WRITTEN REQUEST:
Write out the listing below from the line containing "Output the text content of this document." to its last line, unaltered, ends included.

RECORDS PROVIDED:
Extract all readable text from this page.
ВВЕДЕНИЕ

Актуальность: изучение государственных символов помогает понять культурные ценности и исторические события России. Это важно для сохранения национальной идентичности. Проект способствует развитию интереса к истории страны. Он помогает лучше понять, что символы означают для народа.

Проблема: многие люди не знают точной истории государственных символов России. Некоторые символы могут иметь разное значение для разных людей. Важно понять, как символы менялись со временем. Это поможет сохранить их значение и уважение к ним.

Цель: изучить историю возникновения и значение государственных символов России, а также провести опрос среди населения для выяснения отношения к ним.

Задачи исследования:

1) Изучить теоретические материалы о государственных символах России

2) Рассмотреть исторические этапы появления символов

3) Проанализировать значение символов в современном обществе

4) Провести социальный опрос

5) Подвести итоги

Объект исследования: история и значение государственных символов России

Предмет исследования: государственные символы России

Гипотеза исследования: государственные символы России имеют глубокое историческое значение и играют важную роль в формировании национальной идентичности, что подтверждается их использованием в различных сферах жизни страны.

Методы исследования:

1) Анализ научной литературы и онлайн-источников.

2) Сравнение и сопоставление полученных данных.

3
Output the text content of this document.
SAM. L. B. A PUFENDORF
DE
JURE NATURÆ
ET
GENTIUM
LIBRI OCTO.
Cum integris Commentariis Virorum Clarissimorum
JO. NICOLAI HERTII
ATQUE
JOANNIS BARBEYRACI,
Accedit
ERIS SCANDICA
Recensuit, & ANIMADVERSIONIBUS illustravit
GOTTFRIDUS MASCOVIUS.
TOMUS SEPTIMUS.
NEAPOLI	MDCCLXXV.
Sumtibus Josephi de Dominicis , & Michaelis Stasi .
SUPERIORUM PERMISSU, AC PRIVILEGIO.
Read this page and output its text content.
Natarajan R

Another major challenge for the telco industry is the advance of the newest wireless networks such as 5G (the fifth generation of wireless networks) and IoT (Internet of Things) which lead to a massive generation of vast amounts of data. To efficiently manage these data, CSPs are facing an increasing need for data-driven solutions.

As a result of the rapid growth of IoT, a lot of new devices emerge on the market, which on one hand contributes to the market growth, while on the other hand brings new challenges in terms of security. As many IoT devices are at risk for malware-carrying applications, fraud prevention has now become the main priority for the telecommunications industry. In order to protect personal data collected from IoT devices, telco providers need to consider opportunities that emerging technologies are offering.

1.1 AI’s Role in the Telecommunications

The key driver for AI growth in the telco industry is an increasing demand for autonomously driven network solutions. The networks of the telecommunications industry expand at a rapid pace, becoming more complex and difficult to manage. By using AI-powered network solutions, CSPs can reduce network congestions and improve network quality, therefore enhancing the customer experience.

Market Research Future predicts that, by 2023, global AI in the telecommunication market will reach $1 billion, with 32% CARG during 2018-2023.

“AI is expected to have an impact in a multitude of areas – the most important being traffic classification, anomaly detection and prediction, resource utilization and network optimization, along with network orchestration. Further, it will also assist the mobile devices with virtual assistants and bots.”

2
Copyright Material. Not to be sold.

OUTPUT OF THE EXERCISE:
Output the text content of this document.
SAM. L. B. A PUFENDORF
DE
JURE NATURÆ
ET
GENTIUM
LIBRI OCTO.
Cum integris Commentariis Virorum Clarissimorum
JO. NICOLAI HERTII
ATQUE
JOANNIS BARBEYRACI,
Accedit
ERIS SCANDICA
Recensuit, & ANIMADVERSIONIBUS illustravit
GOTTFRIDUS MASCOVIUS.
TOMUS SEPTIMUS.
NEAPOLI	MDCCLXXV.
Sumtibus Josephi de Dominicis , & Michaelis Stasi .
SUPERIORUM PERMISSU, AC PRIVILEGIO.
Read this page and output its text content.
Natarajan R

Another major challenge for the telco industry is the advance of the newest wireless networks such as 5G (the fifth generation of wireless networks) and IoT (Internet of Things) which lead to a massive generation of vast amounts of data. To efficiently manage these data, CSPs are facing an increasing need for data-driven solutions.

As a result of the rapid growth of IoT, a lot of new devices emerge on the market, which on one hand contributes to the market growth, while on the other hand brings new challenges in terms of security. As many IoT devices are at risk for malware-carrying applications, fraud prevention has now become the main priority for the telecommunications industry. In order to protect personal data collected from IoT devices, telco providers need to consider opportunities that emerging technologies are offering.

1.1 AI’s Role in the Telecommunications

The key driver for AI growth in the telco industry is an increasing demand for autonomously driven network solutions. The networks of the telecommunications industry expand at a rapid pace, becoming more complex and difficult to manage. By using AI-powered network solutions, CSPs can reduce network congestions and improve network quality, therefore enhancing the customer experience.

Market Research Future predicts that, by 2023, global AI in the telecommunication market will reach $1 billion, with 32% CARG during 2018-2023.

“AI is expected to have an impact in a multitude of areas – the most important being traffic classification, anomaly detection and prediction, resource utilization and network optimization, along with network orchestration. Further, it will also assist the mobile devices with virtual assistants and bots.”

2
Copyright Material. Not to be sold.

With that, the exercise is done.